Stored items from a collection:
•••
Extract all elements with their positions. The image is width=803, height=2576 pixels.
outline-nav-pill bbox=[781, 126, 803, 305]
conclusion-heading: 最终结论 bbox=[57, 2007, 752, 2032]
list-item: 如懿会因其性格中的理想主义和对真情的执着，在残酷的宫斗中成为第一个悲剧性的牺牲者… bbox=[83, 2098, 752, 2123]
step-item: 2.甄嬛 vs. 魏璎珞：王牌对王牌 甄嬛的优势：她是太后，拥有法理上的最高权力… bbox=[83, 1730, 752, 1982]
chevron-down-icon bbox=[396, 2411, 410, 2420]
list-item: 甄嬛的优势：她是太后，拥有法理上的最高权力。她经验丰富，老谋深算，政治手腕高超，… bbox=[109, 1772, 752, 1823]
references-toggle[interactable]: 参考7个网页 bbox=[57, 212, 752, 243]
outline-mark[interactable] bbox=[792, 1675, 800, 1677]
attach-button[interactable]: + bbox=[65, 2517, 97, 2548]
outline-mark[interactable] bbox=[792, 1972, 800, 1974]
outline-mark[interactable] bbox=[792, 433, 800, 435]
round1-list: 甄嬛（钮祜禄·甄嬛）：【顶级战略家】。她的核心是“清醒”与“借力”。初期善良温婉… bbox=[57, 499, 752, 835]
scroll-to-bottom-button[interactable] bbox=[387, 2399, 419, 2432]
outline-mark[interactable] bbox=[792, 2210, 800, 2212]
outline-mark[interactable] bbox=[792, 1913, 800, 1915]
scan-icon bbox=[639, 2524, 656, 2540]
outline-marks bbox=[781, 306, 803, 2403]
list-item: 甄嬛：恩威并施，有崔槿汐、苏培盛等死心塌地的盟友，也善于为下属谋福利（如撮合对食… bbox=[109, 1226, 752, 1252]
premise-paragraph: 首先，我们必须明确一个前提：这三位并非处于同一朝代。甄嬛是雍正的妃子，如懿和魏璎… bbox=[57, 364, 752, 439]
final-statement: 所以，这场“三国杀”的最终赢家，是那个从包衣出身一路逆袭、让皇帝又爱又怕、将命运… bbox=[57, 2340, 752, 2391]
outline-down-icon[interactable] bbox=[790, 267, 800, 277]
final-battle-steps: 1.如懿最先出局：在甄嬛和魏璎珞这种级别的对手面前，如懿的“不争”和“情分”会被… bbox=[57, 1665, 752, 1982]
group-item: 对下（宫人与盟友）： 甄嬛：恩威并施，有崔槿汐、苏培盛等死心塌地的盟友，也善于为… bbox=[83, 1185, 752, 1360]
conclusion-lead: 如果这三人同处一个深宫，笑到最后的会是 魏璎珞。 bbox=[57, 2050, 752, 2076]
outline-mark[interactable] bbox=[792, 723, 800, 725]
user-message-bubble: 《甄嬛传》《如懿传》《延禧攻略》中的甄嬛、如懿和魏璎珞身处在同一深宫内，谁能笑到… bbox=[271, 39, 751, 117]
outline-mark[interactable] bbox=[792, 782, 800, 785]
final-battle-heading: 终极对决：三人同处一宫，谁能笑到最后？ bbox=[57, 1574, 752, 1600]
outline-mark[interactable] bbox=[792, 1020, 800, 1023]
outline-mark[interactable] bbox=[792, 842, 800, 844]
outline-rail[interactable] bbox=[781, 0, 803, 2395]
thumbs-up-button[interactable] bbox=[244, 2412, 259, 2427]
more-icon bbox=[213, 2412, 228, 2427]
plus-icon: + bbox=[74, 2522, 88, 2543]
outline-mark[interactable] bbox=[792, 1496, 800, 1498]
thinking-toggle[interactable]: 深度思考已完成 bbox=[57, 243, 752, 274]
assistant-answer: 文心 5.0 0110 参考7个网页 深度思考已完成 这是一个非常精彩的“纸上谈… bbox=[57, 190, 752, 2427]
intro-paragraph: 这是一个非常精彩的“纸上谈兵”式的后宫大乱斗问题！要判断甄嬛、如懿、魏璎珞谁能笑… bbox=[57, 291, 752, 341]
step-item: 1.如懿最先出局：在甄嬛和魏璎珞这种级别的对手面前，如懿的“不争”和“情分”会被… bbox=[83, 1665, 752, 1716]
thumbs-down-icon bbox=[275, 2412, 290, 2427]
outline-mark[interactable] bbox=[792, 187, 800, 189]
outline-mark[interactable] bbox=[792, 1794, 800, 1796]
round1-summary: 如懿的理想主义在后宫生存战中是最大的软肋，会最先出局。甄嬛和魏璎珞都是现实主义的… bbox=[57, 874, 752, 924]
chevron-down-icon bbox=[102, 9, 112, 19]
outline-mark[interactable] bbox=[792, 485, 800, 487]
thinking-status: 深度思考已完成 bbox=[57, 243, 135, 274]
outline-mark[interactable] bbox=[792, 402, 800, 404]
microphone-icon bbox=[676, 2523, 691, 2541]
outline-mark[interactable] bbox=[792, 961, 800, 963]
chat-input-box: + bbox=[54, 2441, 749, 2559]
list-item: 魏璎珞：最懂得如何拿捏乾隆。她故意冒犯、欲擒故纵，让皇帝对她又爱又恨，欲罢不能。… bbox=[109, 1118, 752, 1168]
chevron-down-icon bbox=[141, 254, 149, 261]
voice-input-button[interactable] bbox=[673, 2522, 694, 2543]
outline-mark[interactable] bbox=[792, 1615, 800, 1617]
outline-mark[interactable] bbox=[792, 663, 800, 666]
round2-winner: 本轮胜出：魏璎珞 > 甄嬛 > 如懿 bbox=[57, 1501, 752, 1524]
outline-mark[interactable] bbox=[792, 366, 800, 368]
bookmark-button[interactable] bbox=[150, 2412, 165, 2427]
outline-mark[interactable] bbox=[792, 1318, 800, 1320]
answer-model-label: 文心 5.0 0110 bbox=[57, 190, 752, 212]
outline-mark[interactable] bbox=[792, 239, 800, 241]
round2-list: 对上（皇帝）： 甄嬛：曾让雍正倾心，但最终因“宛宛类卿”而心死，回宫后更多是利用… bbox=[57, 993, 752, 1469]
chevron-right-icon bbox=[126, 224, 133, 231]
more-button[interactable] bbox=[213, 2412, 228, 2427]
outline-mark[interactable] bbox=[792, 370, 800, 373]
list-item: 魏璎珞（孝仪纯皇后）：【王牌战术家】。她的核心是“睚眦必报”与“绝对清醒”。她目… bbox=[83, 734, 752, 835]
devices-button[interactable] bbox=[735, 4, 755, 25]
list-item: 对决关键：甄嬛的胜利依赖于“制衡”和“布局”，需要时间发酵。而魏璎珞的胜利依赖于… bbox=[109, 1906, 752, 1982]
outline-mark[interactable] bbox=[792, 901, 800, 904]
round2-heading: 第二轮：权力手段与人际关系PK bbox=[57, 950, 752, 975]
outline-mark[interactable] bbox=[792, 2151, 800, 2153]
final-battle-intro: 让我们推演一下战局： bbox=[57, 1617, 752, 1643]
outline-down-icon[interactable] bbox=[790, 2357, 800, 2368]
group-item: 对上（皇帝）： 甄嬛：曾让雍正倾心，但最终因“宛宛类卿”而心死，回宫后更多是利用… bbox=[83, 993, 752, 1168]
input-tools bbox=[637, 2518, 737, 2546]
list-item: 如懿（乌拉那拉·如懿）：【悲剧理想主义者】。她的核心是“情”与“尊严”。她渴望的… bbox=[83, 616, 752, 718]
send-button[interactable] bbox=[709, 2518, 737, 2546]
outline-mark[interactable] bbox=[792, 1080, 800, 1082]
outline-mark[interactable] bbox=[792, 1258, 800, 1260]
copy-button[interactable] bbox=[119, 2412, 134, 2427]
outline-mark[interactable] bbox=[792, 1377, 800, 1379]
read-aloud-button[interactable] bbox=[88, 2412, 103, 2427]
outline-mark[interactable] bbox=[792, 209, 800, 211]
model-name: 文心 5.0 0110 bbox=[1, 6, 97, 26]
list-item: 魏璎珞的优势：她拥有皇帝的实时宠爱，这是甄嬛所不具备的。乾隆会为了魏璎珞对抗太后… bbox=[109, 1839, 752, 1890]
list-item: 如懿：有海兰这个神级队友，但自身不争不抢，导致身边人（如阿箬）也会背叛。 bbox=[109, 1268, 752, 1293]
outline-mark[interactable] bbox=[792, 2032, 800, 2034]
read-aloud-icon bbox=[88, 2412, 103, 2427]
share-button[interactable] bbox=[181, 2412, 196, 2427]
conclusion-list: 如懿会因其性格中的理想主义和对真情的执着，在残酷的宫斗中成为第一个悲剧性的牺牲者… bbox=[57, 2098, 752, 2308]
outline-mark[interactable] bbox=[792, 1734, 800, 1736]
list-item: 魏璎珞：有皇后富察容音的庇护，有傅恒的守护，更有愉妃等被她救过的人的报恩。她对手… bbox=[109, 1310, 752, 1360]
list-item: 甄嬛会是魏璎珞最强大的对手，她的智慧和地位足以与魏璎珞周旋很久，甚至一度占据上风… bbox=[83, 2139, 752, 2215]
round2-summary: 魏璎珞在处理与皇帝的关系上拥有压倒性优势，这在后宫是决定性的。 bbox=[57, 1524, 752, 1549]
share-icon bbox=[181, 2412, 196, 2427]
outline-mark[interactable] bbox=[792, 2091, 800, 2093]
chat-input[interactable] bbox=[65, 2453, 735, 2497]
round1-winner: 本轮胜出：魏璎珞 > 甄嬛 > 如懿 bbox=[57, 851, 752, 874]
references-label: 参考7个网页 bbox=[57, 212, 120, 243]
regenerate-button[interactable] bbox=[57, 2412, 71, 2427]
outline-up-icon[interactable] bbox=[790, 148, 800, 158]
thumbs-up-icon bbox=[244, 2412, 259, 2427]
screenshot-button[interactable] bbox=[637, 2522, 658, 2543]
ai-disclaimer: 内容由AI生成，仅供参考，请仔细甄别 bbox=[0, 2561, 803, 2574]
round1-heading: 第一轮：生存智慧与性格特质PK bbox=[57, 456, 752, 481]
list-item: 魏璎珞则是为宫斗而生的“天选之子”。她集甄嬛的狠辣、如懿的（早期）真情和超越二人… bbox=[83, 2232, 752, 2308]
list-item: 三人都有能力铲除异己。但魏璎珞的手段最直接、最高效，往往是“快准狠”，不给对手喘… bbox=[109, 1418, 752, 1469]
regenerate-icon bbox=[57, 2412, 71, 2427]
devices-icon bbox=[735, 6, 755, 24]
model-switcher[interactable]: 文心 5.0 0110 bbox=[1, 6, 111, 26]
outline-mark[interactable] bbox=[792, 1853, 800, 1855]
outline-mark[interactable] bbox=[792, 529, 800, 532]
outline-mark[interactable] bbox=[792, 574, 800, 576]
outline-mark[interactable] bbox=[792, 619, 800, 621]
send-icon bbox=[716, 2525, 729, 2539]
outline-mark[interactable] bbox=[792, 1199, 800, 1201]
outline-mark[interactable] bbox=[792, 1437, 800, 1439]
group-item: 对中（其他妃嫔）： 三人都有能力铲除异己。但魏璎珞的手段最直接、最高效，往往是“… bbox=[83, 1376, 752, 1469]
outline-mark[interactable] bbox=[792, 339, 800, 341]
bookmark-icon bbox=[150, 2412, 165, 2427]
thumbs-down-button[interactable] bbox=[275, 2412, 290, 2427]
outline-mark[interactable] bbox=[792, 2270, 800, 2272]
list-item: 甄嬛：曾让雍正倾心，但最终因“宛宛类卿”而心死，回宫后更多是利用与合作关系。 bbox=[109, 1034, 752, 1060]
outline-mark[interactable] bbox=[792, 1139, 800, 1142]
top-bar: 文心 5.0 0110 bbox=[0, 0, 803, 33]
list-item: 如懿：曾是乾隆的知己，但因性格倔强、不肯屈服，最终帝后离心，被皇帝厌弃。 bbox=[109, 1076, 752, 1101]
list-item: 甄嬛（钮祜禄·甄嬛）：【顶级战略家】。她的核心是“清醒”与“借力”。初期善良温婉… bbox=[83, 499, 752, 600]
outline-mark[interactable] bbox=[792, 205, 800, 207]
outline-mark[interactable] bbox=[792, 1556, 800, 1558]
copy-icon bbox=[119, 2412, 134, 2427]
•••
Task to complete »
Copy the rows word for word, starting at the first row and ending at the row containing "outline-marks bbox=[781, 306, 803, 2403]". Include both of those rows.

Task answer »
Extract all elements with their positions. The image is width=803, height=2576 pixels.
outline-nav-pill bbox=[781, 126, 803, 305]
conclusion-heading: 最终结论 bbox=[57, 2007, 752, 2032]
list-item: 如懿会因其性格中的理想主义和对真情的执着，在残酷的宫斗中成为第一个悲剧性的牺牲者… bbox=[83, 2098, 752, 2123]
step-item: 2.甄嬛 vs. 魏璎珞：王牌对王牌 甄嬛的优势：她是太后，拥有法理上的最高权力… bbox=[83, 1730, 752, 1982]
chevron-down-icon bbox=[396, 2411, 410, 2420]
list-item: 甄嬛的优势：她是太后，拥有法理上的最高权力。她经验丰富，老谋深算，政治手腕高超，… bbox=[109, 1772, 752, 1823]
references-toggle[interactable]: 参考7个网页 bbox=[57, 212, 752, 243]
outline-mark[interactable] bbox=[792, 1675, 800, 1677]
attach-button[interactable]: + bbox=[65, 2517, 97, 2548]
outline-mark[interactable] bbox=[792, 1972, 800, 1974]
outline-mark[interactable] bbox=[792, 433, 800, 435]
round1-list: 甄嬛（钮祜禄·甄嬛）：【顶级战略家】。她的核心是“清醒”与“借力”。初期善良温婉… bbox=[57, 499, 752, 835]
scroll-to-bottom-button[interactable] bbox=[387, 2399, 419, 2432]
outline-mark[interactable] bbox=[792, 2210, 800, 2212]
outline-mark[interactable] bbox=[792, 1913, 800, 1915]
scan-icon bbox=[639, 2524, 656, 2540]
outline-marks bbox=[781, 306, 803, 2403]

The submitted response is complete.